* _YOUR OBJECTIVE_:
Set down each line of the data below exactly as it stands, dropping the pictures.

(Saved data entries)
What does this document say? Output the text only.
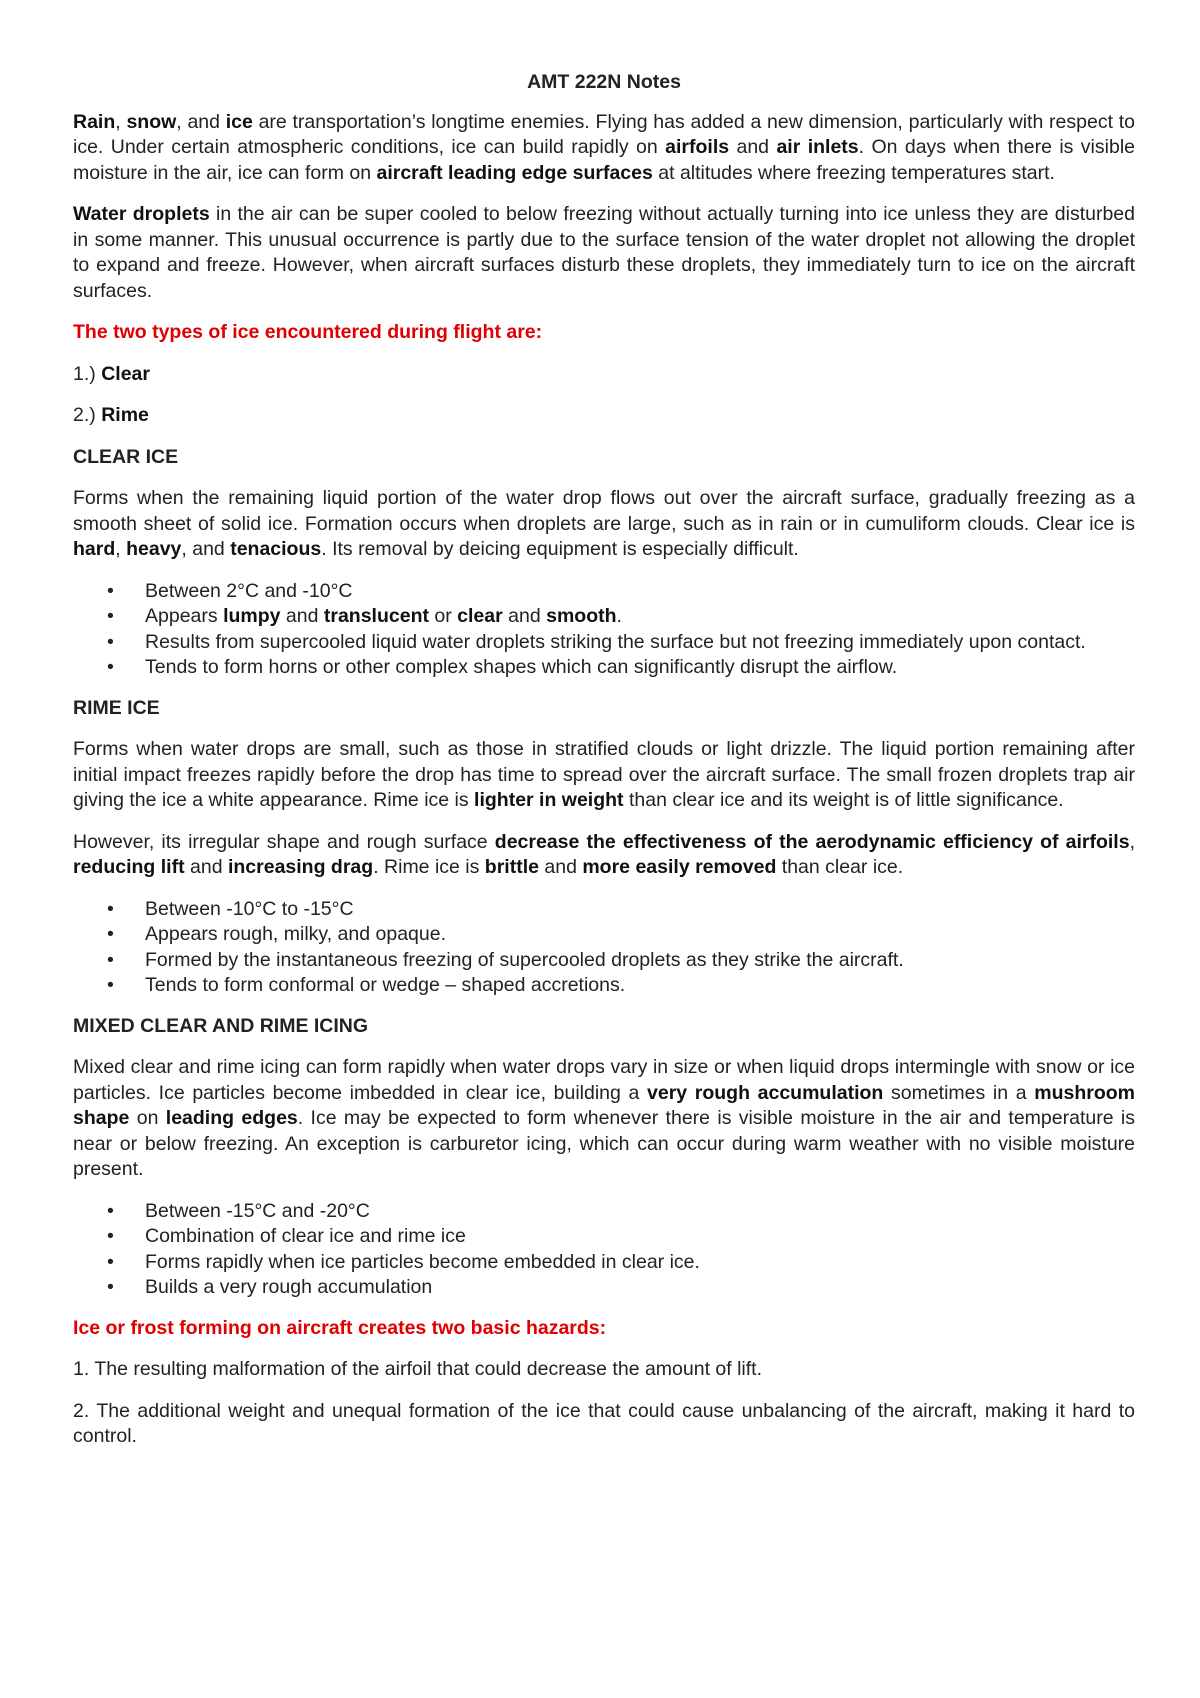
AMT 222N Notes

Rain, snow, and ice are transportation’s longtime enemies. Flying has added a new dimension, particularly with respect to ice. Under certain atmospheric conditions, ice can build rapidly on airfoils and air inlets. On days when there is visible moisture in the air, ice can form on aircraft leading edge surfaces at altitudes where freezing temperatures start.

Water droplets in the air can be super cooled to below freezing without actually turning into ice unless they are disturbed in some manner. This unusual occurrence is partly due to the surface tension of the water droplet not allowing the droplet to expand and freeze. However, when aircraft surfaces disturb these droplets, they immediately turn to ice on the aircraft surfaces.

The two types of ice encountered during flight are:

1.) Clear

2.) Rime

CLEAR ICE

Forms when the remaining liquid portion of the water drop flows out over the aircraft surface, gradually freezing as a smooth sheet of solid ice. Formation occurs when droplets are large, such as in rain or in cumuliform clouds. Clear ice is hard, heavy, and tenacious. Its removal by deicing equipment is especially difficult.

• Between 2°C and -10°C
• Appears lumpy and translucent or clear and smooth.
• Results from supercooled liquid water droplets striking the surface but not freezing immediately upon contact.
• Tends to form horns or other complex shapes which can significantly disrupt the airflow.

RIME ICE

Forms when water drops are small, such as those in stratified clouds or light drizzle. The liquid portion remaining after initial impact freezes rapidly before the drop has time to spread over the aircraft surface. The small frozen droplets trap air giving the ice a white appearance. Rime ice is lighter in weight than clear ice and its weight is of little significance.

However, its irregular shape and rough surface decrease the effectiveness of the aerodynamic efficiency of airfoils, reducing lift and increasing drag. Rime ice is brittle and more easily removed than clear ice.

• Between -10°C to -15°C
• Appears rough, milky, and opaque.
• Formed by the instantaneous freezing of supercooled droplets as they strike the aircraft.
• Tends to form conformal or wedge – shaped accretions.

MIXED CLEAR AND RIME ICING

Mixed clear and rime icing can form rapidly when water drops vary in size or when liquid drops intermingle with snow or ice particles. Ice particles become imbedded in clear ice, building a very rough accumulation sometimes in a mushroom shape on leading edges. Ice may be expected to form whenever there is visible moisture in the air and temperature is near or below freezing. An exception is carburetor icing, which can occur during warm weather with no visible moisture present.

• Between -15°C and -20°C
• Combination of clear ice and rime ice
• Forms rapidly when ice particles become embedded in clear ice.
• Builds a very rough accumulation

Ice or frost forming on aircraft creates two basic hazards:

1. The resulting malformation of the airfoil that could decrease the amount of lift.

2. The additional weight and unequal formation of the ice that could cause unbalancing of the aircraft, making it hard to control.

* _ANSWER IN FULL_:
What does this document say? Output the text only.
AMT 222N Notes

Rain, snow, and ice are transportation’s longtime enemies. Flying has added a new dimension, particularly with respect to ice. Under certain atmospheric conditions, ice can build rapidly on airfoils and air inlets. On days when there is visible moisture in the air, ice can form on aircraft leading edge surfaces at altitudes where freezing temperatures start.

Water droplets in the air can be super cooled to below freezing without actually turning into ice unless they are disturbed in some manner. This unusual occurrence is partly due to the surface tension of the water droplet not allowing the droplet to expand and freeze. However, when aircraft surfaces disturb these droplets, they immediately turn to ice on the aircraft surfaces.

The two types of ice encountered during flight are:

1.) Clear

2.) Rime

CLEAR ICE

Forms when the remaining liquid portion of the water drop flows out over the aircraft surface, gradually freezing as a smooth sheet of solid ice. Formation occurs when droplets are large, such as in rain or in cumuliform clouds. Clear ice is hard, heavy, and tenacious. Its removal by deicing equipment is especially difficult.

• Between 2°C and -10°C
• Appears lumpy and translucent or clear and smooth.
• Results from supercooled liquid water droplets striking the surface but not freezing immediately upon contact.
• Tends to form horns or other complex shapes which can significantly disrupt the airflow.

RIME ICE

Forms when water drops are small, such as those in stratified clouds or light drizzle. The liquid portion remaining after initial impact freezes rapidly before the drop has time to spread over the aircraft surface. The small frozen droplets trap air giving the ice a white appearance. Rime ice is lighter in weight than clear ice and its weight is of little significance.

However, its irregular shape and rough surface decrease the effectiveness of the aerodynamic efficiency of airfoils, reducing lift and increasing drag. Rime ice is brittle and more easily removed than clear ice.

• Between -10°C to -15°C
• Appears rough, milky, and opaque.
• Formed by the instantaneous freezing of supercooled droplets as they strike the aircraft.
• Tends to form conformal or wedge – shaped accretions.

MIXED CLEAR AND RIME ICING

Mixed clear and rime icing can form rapidly when water drops vary in size or when liquid drops intermingle with snow or ice particles. Ice particles become imbedded in clear ice, building a very rough accumulation sometimes in a mushroom shape on leading edges. Ice may be expected to form whenever there is visible moisture in the air and temperature is near or below freezing. An exception is carburetor icing, which can occur during warm weather with no visible moisture present.

• Between -15°C and -20°C
• Combination of clear ice and rime ice
• Forms rapidly when ice particles become embedded in clear ice.
• Builds a very rough accumulation

Ice or frost forming on aircraft creates two basic hazards:

1. The resulting malformation of the airfoil that could decrease the amount of lift.

2. The additional weight and unequal formation of the ice that could cause unbalancing of the aircraft, making it hard to control.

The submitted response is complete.